What needs to be done: Images are excluded; otherwise, output every record exactly.

Material:
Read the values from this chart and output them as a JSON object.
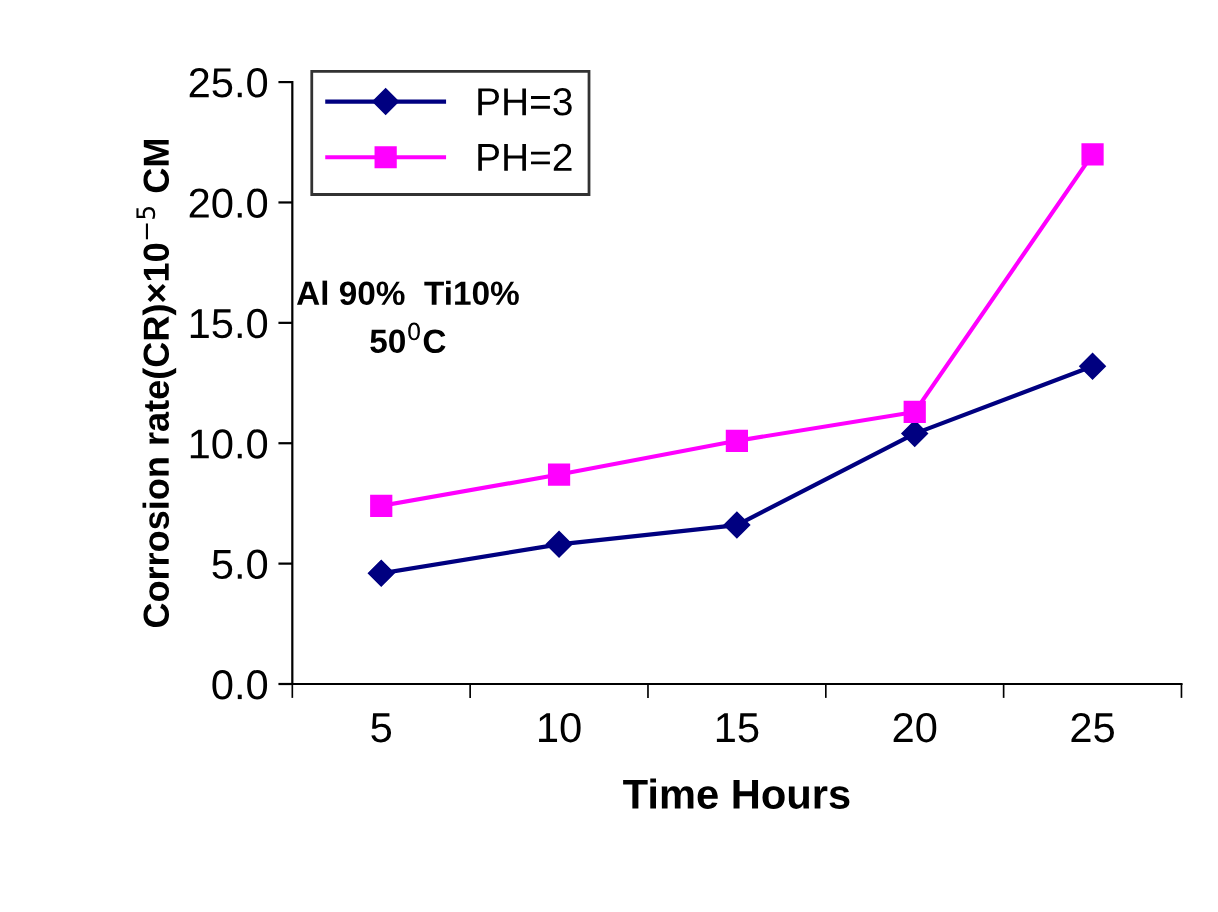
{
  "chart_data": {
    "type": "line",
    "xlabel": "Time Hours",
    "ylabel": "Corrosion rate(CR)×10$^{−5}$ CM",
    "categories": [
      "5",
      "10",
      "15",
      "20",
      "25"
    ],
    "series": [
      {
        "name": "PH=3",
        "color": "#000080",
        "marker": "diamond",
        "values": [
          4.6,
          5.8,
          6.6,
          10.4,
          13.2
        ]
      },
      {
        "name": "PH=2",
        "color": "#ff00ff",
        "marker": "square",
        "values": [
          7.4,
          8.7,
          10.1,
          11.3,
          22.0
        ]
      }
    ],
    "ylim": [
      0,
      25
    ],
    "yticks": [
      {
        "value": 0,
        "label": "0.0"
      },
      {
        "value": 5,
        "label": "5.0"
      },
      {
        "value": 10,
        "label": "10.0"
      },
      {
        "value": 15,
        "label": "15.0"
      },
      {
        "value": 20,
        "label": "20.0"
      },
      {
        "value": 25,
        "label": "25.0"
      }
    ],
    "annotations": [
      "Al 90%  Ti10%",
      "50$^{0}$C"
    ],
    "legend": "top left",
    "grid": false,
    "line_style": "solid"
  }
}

Written response:
Read the values from this chart and output them as a JSON object.
{
  "chart_data": {
    "type": "line",
    "xlabel": "Time Hours",
    "ylabel": "Corrosion rate(CR)×10$^{−5}$ CM",
    "categories": [
      "5",
      "10",
      "15",
      "20",
      "25"
    ],
    "series": [
      {
        "name": "PH=3",
        "color": "#000080",
        "marker": "diamond",
        "values": [
          4.6,
          5.8,
          6.6,
          10.4,
          13.2
        ]
      },
      {
        "name": "PH=2",
        "color": "#ff00ff",
        "marker": "square",
        "values": [
          7.4,
          8.7,
          10.1,
          11.3,
          22.0
        ]
      }
    ],
    "ylim": [
      0,
      25
    ],
    "yticks": [
      {
        "value": 0,
        "label": "0.0"
      },
      {
        "value": 5,
        "label": "5.0"
      },
      {
        "value": 10,
        "label": "10.0"
      },
      {
        "value": 15,
        "label": "15.0"
      },
      {
        "value": 20,
        "label": "20.0"
      },
      {
        "value": 25,
        "label": "25.0"
      }
    ],
    "annotations": [
      "Al 90%  Ti10%",
      "50$^{0}$C"
    ],
    "legend": "top left",
    "grid": false,
    "line_style": "solid"
  }
}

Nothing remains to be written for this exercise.